## Exercise description
Give the material again in full, matching it exactly.

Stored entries
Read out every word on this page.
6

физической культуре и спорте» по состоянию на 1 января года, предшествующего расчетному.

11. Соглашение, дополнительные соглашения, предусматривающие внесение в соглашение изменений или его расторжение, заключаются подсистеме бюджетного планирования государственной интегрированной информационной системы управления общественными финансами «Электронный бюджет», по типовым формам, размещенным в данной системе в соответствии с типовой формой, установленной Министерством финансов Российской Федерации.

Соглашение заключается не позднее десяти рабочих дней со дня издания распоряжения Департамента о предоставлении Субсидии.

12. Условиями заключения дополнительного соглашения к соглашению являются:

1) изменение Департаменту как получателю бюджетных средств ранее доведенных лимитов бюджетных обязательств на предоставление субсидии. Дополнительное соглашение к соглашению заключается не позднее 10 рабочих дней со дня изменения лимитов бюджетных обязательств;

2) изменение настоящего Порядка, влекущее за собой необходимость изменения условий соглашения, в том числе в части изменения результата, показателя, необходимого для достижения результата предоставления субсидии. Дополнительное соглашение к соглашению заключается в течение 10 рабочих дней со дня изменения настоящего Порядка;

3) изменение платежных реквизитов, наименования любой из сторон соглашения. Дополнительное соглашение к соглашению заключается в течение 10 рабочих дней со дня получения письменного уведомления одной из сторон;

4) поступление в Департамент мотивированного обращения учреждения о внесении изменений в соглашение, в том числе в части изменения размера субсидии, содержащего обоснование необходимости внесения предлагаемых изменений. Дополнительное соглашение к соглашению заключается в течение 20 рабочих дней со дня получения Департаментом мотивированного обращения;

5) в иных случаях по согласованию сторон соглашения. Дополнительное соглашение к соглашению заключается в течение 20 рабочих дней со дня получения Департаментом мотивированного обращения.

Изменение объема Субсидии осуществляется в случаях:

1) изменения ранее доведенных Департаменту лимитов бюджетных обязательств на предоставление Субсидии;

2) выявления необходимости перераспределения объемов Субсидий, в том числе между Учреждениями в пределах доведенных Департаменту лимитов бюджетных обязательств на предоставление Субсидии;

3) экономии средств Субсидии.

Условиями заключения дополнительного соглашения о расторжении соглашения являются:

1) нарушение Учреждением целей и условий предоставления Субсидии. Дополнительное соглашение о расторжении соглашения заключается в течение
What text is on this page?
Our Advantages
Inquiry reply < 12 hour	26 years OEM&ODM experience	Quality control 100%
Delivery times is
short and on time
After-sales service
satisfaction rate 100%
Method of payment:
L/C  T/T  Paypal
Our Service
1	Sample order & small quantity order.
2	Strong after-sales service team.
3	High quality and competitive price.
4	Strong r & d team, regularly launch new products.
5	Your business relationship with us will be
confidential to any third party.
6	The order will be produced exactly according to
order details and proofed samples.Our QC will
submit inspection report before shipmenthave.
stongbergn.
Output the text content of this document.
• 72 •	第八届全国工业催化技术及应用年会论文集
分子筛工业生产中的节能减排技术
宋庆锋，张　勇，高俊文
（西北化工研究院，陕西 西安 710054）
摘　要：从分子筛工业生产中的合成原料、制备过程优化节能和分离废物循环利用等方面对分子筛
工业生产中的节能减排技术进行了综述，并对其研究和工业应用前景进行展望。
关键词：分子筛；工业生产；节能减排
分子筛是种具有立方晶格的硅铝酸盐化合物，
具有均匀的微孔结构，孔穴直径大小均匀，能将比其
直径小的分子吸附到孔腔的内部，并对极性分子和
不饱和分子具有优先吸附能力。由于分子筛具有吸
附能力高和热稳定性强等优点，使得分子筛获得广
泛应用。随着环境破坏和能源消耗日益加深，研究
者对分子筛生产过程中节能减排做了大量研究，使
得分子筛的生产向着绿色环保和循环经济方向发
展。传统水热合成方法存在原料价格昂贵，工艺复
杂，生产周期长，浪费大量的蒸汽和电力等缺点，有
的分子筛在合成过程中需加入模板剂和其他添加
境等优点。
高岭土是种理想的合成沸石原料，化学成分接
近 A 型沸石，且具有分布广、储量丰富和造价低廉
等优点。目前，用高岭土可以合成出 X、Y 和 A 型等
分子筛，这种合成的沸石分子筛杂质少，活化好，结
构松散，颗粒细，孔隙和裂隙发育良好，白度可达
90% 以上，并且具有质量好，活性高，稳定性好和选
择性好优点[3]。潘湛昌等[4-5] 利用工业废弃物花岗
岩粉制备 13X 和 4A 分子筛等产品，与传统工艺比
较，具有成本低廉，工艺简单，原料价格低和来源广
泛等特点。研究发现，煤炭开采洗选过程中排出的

## Full answer
Read out every word on this page.
6

физической культуре и спорте» по состоянию на 1 января года, предшествующего расчетному.

11. Соглашение, дополнительные соглашения, предусматривающие внесение в соглашение изменений или его расторжение, заключаются подсистеме бюджетного планирования государственной интегрированной информационной системы управления общественными финансами «Электронный бюджет», по типовым формам, размещенным в данной системе в соответствии с типовой формой, установленной Министерством финансов Российской Федерации.

Соглашение заключается не позднее десяти рабочих дней со дня издания распоряжения Департамента о предоставлении Субсидии.

12. Условиями заключения дополнительного соглашения к соглашению являются:

1) изменение Департаменту как получателю бюджетных средств ранее доведенных лимитов бюджетных обязательств на предоставление субсидии. Дополнительное соглашение к соглашению заключается не позднее 10 рабочих дней со дня изменения лимитов бюджетных обязательств;

2) изменение настоящего Порядка, влекущее за собой необходимость изменения условий соглашения, в том числе в части изменения результата, показателя, необходимого для достижения результата предоставления субсидии. Дополнительное соглашение к соглашению заключается в течение 10 рабочих дней со дня изменения настоящего Порядка;

3) изменение платежных реквизитов, наименования любой из сторон соглашения. Дополнительное соглашение к соглашению заключается в течение 10 рабочих дней со дня получения письменного уведомления одной из сторон;

4) поступление в Департамент мотивированного обращения учреждения о внесении изменений в соглашение, в том числе в части изменения размера субсидии, содержащего обоснование необходимости внесения предлагаемых изменений. Дополнительное соглашение к соглашению заключается в течение 20 рабочих дней со дня получения Департаментом мотивированного обращения;

5) в иных случаях по согласованию сторон соглашения. Дополнительное соглашение к соглашению заключается в течение 20 рабочих дней со дня получения Департаментом мотивированного обращения.

Изменение объема Субсидии осуществляется в случаях:

1) изменения ранее доведенных Департаменту лимитов бюджетных обязательств на предоставление Субсидии;

2) выявления необходимости перераспределения объемов Субсидий, в том числе между Учреждениями в пределах доведенных Департаменту лимитов бюджетных обязательств на предоставление Субсидии;

3) экономии средств Субсидии.

Условиями заключения дополнительного соглашения о расторжении соглашения являются:

1) нарушение Учреждением целей и условий предоставления Субсидии. Дополнительное соглашение о расторжении соглашения заключается в течение
What text is on this page?
Our Advantages
Inquiry reply < 12 hour	26 years OEM&ODM experience	Quality control 100%
Delivery times is
short and on time
After-sales service
satisfaction rate 100%
Method of payment:
L/C  T/T  Paypal
Our Service
1	Sample order & small quantity order.
2	Strong after-sales service team.
3	High quality and competitive price.
4	Strong r & d team, regularly launch new products.
5	Your business relationship with us will be
confidential to any third party.
6	The order will be produced exactly according to
order details and proofed samples.Our QC will
submit inspection report before shipmenthave.
stongbergn.
Output the text content of this document.
• 72 •	第八届全国工业催化技术及应用年会论文集
分子筛工业生产中的节能减排技术
宋庆锋，张　勇，高俊文
（西北化工研究院，陕西 西安 710054）
摘　要：从分子筛工业生产中的合成原料、制备过程优化节能和分离废物循环利用等方面对分子筛
工业生产中的节能减排技术进行了综述，并对其研究和工业应用前景进行展望。
关键词：分子筛；工业生产；节能减排
分子筛是种具有立方晶格的硅铝酸盐化合物，
具有均匀的微孔结构，孔穴直径大小均匀，能将比其
直径小的分子吸附到孔腔的内部，并对极性分子和
不饱和分子具有优先吸附能力。由于分子筛具有吸
附能力高和热稳定性强等优点，使得分子筛获得广
泛应用。随着环境破坏和能源消耗日益加深，研究
者对分子筛生产过程中节能减排做了大量研究，使
得分子筛的生产向着绿色环保和循环经济方向发
展。传统水热合成方法存在原料价格昂贵，工艺复
杂，生产周期长，浪费大量的蒸汽和电力等缺点，有
的分子筛在合成过程中需加入模板剂和其他添加
境等优点。
高岭土是种理想的合成沸石原料，化学成分接
近 A 型沸石，且具有分布广、储量丰富和造价低廉
等优点。目前，用高岭土可以合成出 X、Y 和 A 型等
分子筛，这种合成的沸石分子筛杂质少，活化好，结
构松散，颗粒细，孔隙和裂隙发育良好，白度可达
90% 以上，并且具有质量好，活性高，稳定性好和选
择性好优点[3]。潘湛昌等[4-5] 利用工业废弃物花岗
岩粉制备 13X 和 4A 分子筛等产品，与传统工艺比
较，具有成本低廉，工艺简单，原料价格低和来源广
泛等特点。研究发现，煤炭开采洗选过程中排出的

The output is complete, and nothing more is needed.